■ **What you are asked to do**: Examine each line of the data. Copy those that contain the string "title".

━━━ Extracted information ━━━

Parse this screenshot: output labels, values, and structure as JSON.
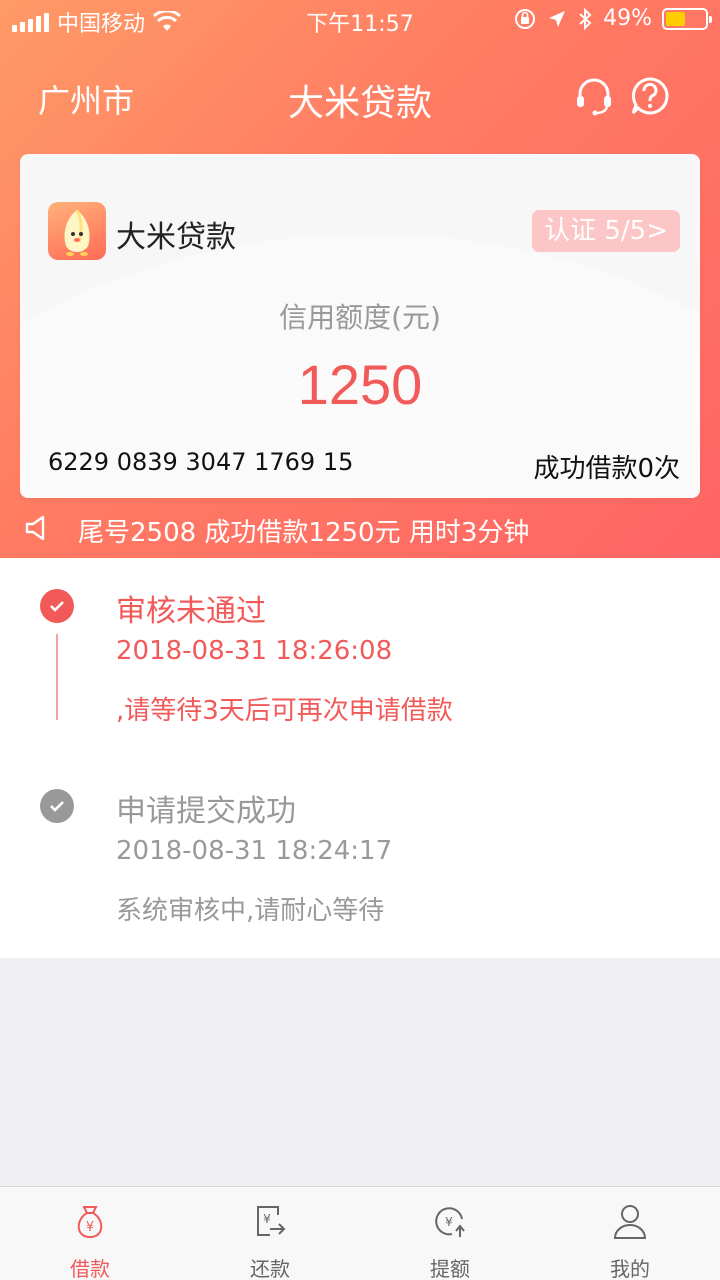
{
  "status_bar": {
    "carrier": "中国移动",
    "time": "下午11:57",
    "battery_percent": "49%",
    "battery_level": 0.49,
    "icons": [
      "signal-icon",
      "wifi-icon",
      "orientation-lock-icon",
      "location-icon",
      "bluetooth-icon",
      "battery-icon"
    ]
  },
  "nav": {
    "city": "广州市",
    "title": "大米贷款",
    "icons": [
      "headset-icon",
      "help-icon"
    ]
  },
  "card": {
    "app_name": "大米贷款",
    "auth_badge": "认证 5/5>",
    "limit_label": "信用额度(元)",
    "limit_value": "1250",
    "card_number": "6229 0839 3047 1769 15",
    "success_count": "成功借款0次"
  },
  "notice": {
    "text": "尾号2508 成功借款1250元 用时3分钟"
  },
  "timeline": [
    {
      "title": "审核未通过",
      "time": "2018-08-31 18:26:08",
      "desc": ",请等待3天后可再次申请借款"
    },
    {
      "title": "申请提交成功",
      "time": "2018-08-31 18:24:17",
      "desc": "系统审核中,请耐心等待"
    }
  ],
  "tabs": [
    {
      "label": "借款",
      "icon": "money-bag-icon"
    },
    {
      "label": "还款",
      "icon": "repay-icon"
    },
    {
      "label": "提额",
      "icon": "raise-limit-icon"
    },
    {
      "label": "我的",
      "icon": "user-icon"
    }
  ],
  "colors": {
    "accent": "#f25a5a",
    "header_start": "#ff9a66",
    "header_end": "#ff6565",
    "inactive": "#999999",
    "tab_inactive": "#666666"
  }
}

━━━

■ **Exercise answer**:
    "title": "大米贷款",
      "title": "审核未通过",
      "title": "申请提交成功",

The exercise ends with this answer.